◆ BRIEF ◆
List each line of the data that holds the string "temperatura".

===============

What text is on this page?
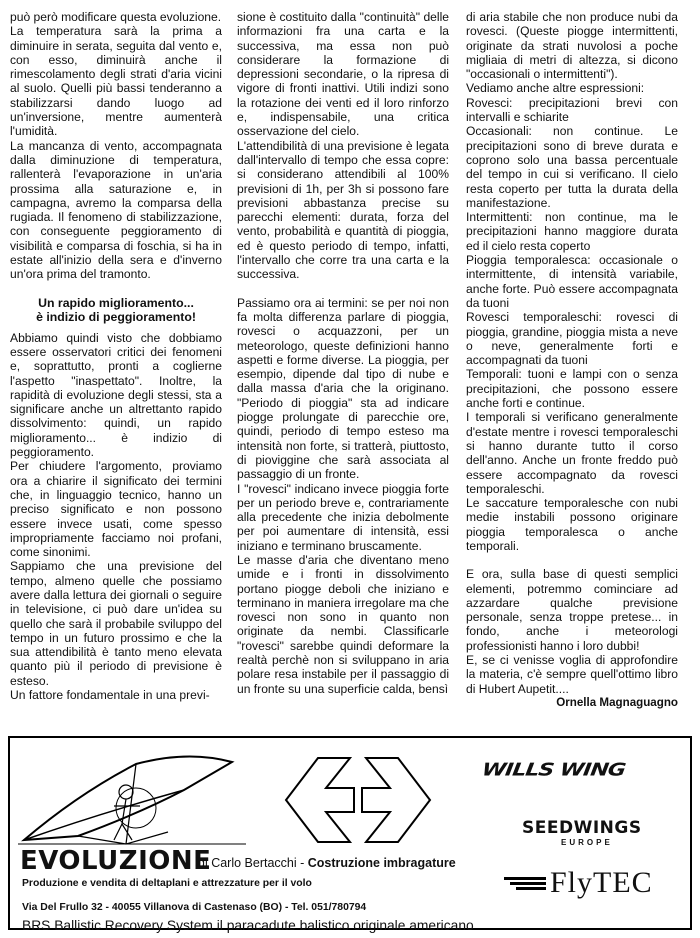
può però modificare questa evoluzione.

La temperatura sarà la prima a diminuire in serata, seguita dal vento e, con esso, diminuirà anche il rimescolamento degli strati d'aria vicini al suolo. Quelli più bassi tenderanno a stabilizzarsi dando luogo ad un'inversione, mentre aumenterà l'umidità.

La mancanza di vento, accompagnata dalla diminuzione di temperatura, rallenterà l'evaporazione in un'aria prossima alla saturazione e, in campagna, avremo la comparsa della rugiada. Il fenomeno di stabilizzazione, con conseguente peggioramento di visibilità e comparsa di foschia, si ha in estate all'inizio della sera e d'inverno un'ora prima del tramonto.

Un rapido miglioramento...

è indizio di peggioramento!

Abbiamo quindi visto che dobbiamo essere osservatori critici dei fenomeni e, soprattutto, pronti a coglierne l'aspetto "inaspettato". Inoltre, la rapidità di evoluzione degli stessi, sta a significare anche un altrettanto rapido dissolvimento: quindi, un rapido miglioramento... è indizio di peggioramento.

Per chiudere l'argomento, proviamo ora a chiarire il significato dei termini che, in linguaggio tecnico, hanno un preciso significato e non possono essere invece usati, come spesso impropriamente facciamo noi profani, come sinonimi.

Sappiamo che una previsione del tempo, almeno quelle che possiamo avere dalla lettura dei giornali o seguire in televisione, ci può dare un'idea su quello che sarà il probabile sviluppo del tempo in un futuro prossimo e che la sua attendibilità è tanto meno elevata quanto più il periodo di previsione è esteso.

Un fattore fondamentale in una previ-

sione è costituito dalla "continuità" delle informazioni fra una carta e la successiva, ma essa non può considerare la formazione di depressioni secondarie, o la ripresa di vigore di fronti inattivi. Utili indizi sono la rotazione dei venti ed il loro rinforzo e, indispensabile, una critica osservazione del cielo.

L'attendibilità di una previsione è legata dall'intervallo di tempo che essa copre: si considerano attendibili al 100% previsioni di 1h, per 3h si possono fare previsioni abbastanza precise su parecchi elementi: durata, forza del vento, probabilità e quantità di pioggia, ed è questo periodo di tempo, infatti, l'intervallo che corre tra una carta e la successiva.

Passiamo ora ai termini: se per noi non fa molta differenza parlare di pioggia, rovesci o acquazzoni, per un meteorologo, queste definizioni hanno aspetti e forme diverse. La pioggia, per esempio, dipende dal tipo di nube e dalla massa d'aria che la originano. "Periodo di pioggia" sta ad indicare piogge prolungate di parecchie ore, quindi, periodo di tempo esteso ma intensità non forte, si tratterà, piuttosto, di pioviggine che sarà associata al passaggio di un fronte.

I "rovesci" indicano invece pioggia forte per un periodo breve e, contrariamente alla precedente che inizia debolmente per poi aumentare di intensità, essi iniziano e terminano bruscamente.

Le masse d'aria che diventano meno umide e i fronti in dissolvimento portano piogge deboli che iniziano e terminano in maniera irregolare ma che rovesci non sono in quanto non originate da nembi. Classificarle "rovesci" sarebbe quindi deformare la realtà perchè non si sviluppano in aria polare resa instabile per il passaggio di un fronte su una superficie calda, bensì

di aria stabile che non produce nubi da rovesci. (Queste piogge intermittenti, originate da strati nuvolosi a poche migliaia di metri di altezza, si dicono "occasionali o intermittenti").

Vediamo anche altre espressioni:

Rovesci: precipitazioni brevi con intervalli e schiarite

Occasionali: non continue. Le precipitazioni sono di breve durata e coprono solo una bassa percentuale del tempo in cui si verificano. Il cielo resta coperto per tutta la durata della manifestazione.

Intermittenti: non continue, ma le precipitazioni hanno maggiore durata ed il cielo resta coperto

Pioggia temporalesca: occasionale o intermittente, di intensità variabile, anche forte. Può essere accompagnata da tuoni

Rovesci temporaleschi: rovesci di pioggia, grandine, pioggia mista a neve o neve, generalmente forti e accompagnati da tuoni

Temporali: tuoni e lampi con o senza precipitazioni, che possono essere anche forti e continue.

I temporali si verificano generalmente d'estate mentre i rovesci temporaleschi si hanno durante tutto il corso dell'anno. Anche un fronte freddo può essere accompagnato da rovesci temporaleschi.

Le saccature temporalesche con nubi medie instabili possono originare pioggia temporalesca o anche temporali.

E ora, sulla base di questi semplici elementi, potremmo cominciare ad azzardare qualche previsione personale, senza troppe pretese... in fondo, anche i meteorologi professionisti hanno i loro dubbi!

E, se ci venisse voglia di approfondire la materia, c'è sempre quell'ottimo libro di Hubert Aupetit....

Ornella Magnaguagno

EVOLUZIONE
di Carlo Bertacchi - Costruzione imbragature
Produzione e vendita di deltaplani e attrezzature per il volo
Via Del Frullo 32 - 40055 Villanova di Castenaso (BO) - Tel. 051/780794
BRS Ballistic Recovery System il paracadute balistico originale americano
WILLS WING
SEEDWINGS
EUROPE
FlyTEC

===============

◆ TASK ANSWER ◆
La temperatura sarà la prima a diminuire in serata, seguita dal vento e, con esso, diminuirà anche il rimescolamento degli strati d'aria vicini al suolo. Quelli più bassi tenderanno a stabilizzarsi dando luogo ad un'inversione, mentre aumenterà l'umidità.
La mancanza di vento, accompagnata dalla diminuzione di temperatura, rallenterà l'evaporazione in un'aria prossima alla saturazione e, in campagna, avremo la comparsa della rugiada. Il fenomeno di stabilizzazione, con conseguente peggioramento di visibilità e comparsa di foschia, si ha in estate all'inizio della sera e d'inverno un'ora prima del tramonto.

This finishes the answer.